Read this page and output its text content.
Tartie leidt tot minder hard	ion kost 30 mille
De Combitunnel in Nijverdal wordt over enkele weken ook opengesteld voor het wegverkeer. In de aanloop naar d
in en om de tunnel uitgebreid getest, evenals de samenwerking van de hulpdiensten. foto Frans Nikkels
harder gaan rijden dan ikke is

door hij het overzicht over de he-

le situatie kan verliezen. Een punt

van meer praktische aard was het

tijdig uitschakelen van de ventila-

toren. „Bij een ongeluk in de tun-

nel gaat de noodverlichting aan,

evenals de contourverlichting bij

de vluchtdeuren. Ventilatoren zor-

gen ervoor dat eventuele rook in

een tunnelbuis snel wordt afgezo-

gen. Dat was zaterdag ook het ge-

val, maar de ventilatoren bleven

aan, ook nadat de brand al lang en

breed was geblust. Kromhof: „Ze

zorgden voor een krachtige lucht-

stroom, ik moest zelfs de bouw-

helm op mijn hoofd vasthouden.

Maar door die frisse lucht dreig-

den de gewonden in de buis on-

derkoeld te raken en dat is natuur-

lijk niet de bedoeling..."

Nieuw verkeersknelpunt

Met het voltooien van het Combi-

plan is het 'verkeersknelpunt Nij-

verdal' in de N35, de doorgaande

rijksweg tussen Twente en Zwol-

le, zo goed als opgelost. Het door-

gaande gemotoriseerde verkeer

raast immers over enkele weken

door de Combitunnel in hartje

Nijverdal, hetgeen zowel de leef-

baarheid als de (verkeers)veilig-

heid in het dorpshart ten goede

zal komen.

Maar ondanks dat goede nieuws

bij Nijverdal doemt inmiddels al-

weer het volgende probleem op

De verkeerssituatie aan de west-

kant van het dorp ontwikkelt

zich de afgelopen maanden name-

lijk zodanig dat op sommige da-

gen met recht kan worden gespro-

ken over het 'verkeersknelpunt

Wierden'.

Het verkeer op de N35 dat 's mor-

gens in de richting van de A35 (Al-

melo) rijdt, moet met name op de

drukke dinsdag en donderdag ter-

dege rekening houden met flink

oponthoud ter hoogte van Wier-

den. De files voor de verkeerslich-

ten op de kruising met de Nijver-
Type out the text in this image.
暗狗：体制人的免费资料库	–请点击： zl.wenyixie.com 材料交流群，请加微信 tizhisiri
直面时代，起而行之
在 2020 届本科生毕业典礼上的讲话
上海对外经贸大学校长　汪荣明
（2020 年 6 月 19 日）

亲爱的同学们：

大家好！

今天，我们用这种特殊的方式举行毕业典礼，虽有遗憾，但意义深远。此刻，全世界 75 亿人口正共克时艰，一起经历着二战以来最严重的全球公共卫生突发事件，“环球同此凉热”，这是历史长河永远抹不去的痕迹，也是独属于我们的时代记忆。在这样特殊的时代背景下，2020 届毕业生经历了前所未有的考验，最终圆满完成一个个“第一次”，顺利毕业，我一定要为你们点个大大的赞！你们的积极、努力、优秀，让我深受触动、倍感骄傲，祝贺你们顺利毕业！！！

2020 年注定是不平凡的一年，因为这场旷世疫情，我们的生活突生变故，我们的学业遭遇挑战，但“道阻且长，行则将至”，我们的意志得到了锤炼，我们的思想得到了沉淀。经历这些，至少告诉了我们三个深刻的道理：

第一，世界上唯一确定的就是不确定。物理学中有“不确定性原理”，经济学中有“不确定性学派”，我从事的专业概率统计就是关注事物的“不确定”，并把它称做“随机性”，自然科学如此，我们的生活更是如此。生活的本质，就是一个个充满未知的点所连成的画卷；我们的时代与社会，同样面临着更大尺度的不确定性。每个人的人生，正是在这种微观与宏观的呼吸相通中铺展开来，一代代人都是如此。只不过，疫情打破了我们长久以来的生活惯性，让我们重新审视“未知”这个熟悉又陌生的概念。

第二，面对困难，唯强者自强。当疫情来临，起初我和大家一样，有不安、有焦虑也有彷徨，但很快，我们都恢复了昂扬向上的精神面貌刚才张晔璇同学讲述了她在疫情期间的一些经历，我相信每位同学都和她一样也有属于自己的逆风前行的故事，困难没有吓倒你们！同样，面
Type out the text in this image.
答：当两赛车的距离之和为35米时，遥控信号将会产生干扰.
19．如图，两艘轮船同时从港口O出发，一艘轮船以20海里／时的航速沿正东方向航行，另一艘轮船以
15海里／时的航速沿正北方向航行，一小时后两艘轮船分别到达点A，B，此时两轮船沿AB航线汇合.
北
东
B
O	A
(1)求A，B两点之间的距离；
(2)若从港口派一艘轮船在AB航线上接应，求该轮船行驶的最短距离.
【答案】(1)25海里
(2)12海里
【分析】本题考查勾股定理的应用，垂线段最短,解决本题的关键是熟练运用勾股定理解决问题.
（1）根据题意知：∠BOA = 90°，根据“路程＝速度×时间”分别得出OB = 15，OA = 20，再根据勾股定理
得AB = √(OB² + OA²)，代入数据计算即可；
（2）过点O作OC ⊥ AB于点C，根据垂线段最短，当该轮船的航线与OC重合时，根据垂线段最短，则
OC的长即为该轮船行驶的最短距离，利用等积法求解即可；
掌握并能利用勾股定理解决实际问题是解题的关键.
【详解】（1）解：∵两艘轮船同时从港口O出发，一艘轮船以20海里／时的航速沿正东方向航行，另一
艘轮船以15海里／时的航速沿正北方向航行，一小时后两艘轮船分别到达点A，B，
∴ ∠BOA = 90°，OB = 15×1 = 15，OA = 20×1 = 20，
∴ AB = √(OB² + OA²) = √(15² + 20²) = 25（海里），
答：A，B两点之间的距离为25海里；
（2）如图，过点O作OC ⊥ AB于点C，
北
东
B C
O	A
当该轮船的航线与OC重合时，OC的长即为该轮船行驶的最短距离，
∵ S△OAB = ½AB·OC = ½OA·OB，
________
Task to carry out: Pick out and copy the lines of the entries that hold the string "lijk".

Result for this task:
lijk niet de bedoeling..."
lijk zodanig dat op sommige da-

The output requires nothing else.